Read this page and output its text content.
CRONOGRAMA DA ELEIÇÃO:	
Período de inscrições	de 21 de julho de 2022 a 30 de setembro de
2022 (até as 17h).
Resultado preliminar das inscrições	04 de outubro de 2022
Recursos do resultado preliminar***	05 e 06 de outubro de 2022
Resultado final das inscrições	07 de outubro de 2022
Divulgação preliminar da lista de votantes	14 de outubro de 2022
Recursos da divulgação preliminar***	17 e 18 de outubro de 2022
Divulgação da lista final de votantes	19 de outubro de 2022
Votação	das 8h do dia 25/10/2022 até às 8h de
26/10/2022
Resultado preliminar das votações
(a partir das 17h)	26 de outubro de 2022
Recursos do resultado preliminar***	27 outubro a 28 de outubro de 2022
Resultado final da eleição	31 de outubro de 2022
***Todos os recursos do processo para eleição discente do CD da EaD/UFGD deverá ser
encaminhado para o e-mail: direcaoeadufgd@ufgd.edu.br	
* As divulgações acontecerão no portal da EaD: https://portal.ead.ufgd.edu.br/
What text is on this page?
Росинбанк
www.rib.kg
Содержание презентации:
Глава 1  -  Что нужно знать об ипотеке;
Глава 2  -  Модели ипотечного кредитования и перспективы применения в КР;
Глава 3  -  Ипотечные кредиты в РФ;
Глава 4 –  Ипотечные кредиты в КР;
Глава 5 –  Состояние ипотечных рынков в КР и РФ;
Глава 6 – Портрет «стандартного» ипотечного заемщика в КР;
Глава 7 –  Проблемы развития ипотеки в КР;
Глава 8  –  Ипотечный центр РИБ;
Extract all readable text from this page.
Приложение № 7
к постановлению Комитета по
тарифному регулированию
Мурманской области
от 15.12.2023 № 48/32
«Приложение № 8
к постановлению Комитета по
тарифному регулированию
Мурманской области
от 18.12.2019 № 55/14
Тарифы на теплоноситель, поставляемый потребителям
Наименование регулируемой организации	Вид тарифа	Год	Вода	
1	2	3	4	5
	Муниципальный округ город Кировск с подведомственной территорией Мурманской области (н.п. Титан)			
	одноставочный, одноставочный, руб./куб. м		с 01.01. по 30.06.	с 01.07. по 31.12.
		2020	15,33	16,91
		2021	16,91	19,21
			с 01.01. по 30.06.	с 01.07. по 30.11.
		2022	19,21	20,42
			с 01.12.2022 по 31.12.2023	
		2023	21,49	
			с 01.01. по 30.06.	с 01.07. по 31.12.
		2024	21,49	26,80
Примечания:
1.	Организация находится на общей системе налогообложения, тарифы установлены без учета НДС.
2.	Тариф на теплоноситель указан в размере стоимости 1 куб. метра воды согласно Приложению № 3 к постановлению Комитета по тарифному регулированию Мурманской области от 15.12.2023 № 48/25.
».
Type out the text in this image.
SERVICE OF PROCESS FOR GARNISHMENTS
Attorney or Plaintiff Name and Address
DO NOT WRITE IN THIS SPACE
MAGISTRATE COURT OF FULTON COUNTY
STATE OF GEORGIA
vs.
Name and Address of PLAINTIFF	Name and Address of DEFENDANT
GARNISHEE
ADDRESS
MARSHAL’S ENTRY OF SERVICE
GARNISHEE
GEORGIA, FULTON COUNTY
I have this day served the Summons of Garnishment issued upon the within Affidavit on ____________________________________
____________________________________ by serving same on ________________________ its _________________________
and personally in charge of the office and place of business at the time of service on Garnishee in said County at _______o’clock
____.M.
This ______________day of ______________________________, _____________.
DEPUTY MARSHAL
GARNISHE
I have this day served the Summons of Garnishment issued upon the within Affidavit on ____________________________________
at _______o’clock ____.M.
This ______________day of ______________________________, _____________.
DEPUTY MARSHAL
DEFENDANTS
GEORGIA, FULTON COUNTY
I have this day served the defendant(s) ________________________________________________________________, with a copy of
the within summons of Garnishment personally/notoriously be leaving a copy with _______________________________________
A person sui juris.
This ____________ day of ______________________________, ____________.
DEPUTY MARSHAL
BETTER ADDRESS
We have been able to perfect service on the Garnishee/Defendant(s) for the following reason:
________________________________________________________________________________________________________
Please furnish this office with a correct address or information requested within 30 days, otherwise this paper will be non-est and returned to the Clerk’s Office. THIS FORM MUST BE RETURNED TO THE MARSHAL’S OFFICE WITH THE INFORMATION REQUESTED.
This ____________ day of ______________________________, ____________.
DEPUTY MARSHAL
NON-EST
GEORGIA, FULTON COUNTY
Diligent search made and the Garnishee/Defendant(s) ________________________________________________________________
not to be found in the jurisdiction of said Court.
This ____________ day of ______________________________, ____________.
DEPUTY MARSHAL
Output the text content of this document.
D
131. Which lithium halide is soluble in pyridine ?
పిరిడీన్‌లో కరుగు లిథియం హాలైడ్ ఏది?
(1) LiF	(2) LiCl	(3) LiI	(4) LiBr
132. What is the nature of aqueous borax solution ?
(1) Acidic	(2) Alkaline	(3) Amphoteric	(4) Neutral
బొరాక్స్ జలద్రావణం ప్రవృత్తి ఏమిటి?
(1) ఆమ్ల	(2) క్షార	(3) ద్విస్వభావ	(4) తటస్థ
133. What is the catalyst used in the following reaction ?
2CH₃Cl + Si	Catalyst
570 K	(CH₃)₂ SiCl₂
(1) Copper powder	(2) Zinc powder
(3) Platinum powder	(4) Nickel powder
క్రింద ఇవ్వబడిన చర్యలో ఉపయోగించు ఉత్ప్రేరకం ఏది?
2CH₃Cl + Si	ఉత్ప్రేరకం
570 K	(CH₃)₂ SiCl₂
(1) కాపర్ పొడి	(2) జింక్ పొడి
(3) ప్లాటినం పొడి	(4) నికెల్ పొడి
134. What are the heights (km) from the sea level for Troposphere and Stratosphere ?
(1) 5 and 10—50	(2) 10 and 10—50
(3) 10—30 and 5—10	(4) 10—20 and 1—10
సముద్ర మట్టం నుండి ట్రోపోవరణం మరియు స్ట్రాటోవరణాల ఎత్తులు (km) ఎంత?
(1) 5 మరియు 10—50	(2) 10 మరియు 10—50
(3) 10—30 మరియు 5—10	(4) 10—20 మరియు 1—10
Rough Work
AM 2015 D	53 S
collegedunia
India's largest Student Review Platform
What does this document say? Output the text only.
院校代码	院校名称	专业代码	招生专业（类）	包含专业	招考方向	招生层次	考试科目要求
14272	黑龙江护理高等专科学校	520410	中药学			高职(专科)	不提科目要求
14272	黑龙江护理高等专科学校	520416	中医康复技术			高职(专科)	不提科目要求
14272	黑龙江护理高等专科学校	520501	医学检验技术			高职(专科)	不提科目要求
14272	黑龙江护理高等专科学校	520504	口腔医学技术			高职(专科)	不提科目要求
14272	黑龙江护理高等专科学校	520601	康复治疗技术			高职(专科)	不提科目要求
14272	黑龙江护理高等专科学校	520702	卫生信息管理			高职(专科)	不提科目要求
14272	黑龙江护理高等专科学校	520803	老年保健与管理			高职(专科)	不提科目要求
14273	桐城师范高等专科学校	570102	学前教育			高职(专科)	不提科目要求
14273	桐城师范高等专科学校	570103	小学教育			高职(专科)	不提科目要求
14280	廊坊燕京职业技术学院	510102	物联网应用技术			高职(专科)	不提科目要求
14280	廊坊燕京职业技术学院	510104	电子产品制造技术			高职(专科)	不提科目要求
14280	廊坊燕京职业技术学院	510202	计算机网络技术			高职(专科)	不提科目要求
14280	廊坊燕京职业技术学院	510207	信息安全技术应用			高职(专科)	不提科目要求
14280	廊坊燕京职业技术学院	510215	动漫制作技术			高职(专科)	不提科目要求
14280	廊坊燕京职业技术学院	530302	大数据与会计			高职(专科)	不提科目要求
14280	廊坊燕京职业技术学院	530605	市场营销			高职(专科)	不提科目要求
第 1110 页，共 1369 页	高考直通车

........

### Prompt
In the listing above, find each line with the word "preliminar" and copy it.

### Solution to this task
Resultado preliminar das inscrições	04 de outubro de 2022
Recursos do resultado preliminar***	05 e 06 de outubro de 2022
Divulgação preliminar da lista de votantes	14 de outubro de 2022
Recursos da divulgação preliminar***	17 e 18 de outubro de 2022
Resultado preliminar das votações
Recursos do resultado preliminar***	27 outubro a 28 de outubro de 2022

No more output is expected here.